## Start PASSAGE SHOWN

That makes notebooks useful for explaining both the "how" and the "why" behind ML work.

Start With a Clean Setup Cell

The first code cell should import libraries and set basic display behavior.

import numpy as np
import pandas as pd
import matplotlib.pyplot as plt

pd.set_option("display.max_columns", 50)
plt.style.use("default")

Keep setup boring and predictable. Future readers should not need to hunt through the notebook to understand what was imported.

Load and Inspect Data

Before modeling, inspect the dataset.

data = pd.DataFrame({
    "learner_id": ["a1", "b2", "c3", "d4", "e5"],
    "hours": [1.5, 2.0, 3.5, 4.0, 6.0],
    "score": [45, 55, 62, 70, 88],
    "track": ["ai-ml", "ai-ml", "blockchain", "ai-ml", "protocol"],
})

display(data.head())
display(data.describe(include="all"))

Ask:

How many rows and columns are there?
Which columns are numeric?
Are there missing values?
Are the values plausible?

Visualization as Debugging

Charts are not decoration. They are debugging tools.

Histogram: Distribution

plt.hist(data["score"], bins=5)

## End PASSAGE SHOWN
## Start AVAILABLE DATA

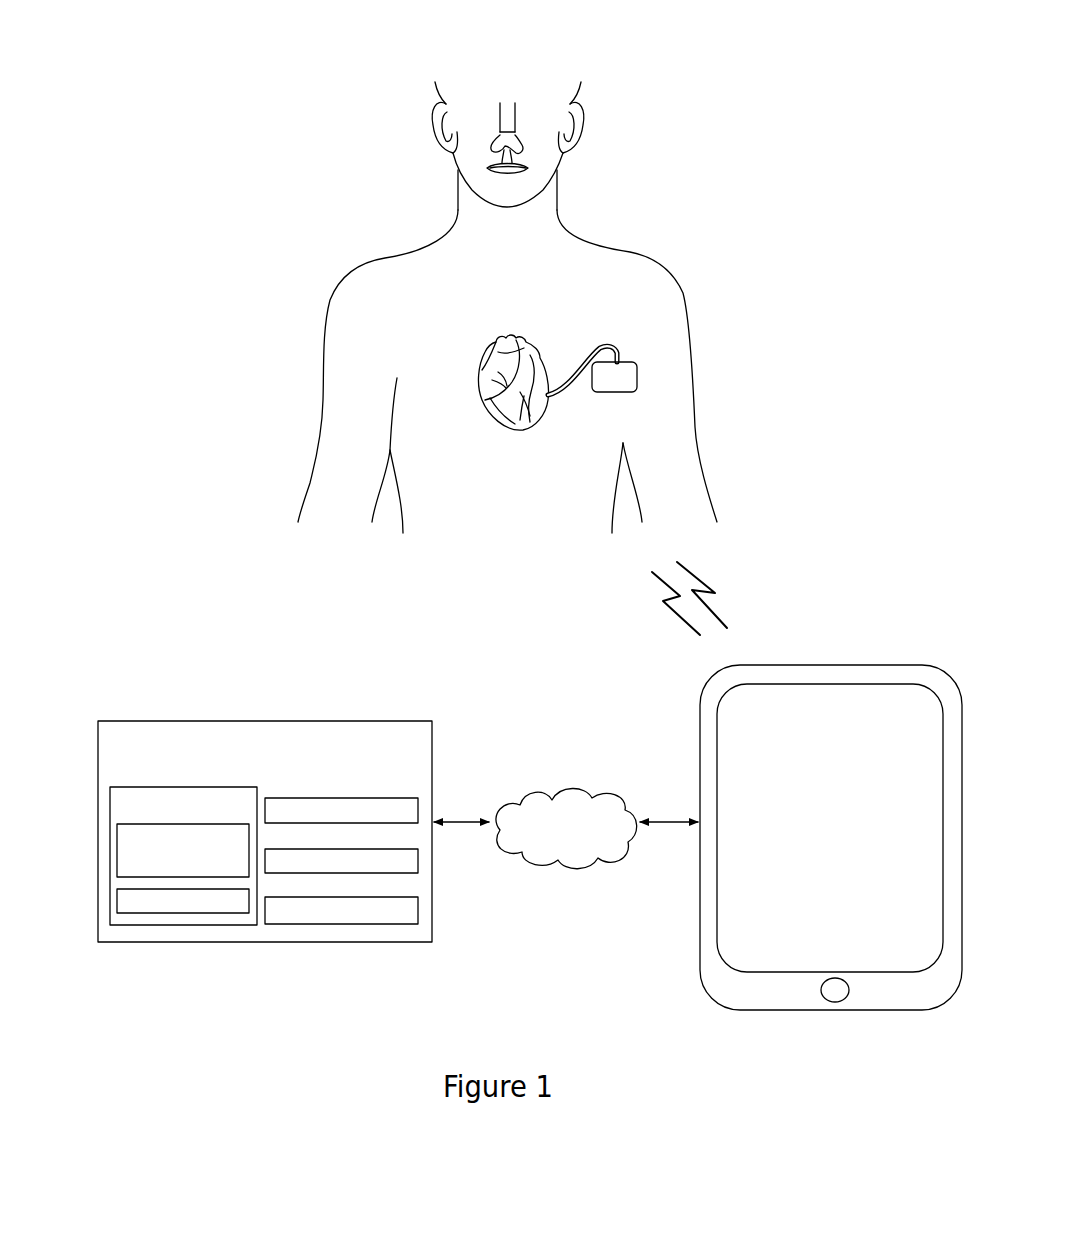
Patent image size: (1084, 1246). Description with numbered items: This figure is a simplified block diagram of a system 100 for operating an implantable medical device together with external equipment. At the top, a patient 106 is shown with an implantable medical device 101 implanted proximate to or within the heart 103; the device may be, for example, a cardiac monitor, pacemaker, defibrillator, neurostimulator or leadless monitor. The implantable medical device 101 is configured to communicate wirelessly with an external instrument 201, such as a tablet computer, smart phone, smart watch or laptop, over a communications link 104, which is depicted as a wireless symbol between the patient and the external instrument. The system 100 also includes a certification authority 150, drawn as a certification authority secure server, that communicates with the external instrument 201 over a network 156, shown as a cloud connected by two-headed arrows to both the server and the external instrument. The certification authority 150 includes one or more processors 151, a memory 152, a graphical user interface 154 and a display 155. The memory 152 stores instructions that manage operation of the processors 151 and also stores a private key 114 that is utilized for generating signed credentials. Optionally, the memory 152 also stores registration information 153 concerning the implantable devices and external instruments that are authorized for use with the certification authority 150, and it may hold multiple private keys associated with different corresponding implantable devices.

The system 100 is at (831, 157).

## End AVAILABLE DATA

▶ [WORK TO COMPLETE]
- 1) Reproduce the notebook guide from "That makes notebooks" up to and including "basic display behavior.".
- 2) Name every column of the DataFrame built in the notebook guide.
- 3) Render this sentence from the notebook guide in Spanish: "Before modeling, inspect the dataset."
Nothing in the lines is needed here.

▶ [WORKED SOLUTIONS]
- 1)
That makes notebooks useful for explaining both the "how" and the "why" behind ML work.

Start With a Clean Setup Cell

The first code cell should import libraries and set basic display behavior.

- 2) learner_id, hours, score, track

- 3) Antes de modelar, inspecciona el conjunto de datos.